TO BE DONE:
Find each line with the string "Гойман" and report it.

Items from a data source
--

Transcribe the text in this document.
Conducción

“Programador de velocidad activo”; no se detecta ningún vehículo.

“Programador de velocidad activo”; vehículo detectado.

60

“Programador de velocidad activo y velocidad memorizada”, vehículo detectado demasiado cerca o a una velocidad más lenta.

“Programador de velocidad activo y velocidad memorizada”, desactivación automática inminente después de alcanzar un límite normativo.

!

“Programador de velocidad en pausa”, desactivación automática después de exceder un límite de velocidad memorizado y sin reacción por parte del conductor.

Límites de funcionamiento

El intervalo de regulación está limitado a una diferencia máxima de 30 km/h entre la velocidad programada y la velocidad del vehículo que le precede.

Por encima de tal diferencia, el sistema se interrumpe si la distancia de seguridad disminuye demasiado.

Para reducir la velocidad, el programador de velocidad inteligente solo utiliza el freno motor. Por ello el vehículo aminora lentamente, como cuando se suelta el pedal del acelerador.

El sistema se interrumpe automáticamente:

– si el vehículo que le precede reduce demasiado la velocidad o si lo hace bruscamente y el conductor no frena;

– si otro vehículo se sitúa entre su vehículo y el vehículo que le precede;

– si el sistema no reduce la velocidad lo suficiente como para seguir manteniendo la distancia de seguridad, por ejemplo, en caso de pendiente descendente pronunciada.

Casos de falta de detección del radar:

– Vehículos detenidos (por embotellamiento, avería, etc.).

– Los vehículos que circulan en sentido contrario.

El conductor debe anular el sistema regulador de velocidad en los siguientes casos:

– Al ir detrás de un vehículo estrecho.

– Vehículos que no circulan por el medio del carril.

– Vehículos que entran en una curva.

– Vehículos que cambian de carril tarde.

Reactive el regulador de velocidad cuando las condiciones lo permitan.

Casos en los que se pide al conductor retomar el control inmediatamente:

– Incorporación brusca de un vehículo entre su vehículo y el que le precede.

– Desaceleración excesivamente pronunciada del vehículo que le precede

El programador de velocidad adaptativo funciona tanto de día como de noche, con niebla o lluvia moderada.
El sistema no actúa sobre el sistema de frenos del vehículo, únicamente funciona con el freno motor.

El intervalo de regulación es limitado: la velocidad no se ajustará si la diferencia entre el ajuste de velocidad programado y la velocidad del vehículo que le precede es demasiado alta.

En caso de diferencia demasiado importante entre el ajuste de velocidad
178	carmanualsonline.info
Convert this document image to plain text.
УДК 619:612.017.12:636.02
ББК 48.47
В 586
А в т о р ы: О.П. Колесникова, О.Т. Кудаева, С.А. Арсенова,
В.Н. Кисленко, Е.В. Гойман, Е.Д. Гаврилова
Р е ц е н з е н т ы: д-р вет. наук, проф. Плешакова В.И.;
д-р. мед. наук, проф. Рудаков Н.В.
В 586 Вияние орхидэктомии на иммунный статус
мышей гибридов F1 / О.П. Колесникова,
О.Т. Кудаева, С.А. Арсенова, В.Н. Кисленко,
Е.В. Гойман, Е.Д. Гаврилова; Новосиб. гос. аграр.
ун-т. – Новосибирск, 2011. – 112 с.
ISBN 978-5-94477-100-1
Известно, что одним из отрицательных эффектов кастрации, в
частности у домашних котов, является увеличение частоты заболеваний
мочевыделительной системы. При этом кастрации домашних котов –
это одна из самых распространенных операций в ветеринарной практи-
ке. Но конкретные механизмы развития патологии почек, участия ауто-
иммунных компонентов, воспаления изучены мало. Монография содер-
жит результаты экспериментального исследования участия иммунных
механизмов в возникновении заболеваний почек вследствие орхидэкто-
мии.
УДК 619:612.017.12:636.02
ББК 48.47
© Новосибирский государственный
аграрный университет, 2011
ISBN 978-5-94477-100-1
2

--

EXPECTED OUTPUT:
В.Н. Кисленко, Е.В. Гойман, Е.Д. Гаврилова
Е.В. Гойман, Е.Д. Гаврилова; Новосиб. гос. аграр.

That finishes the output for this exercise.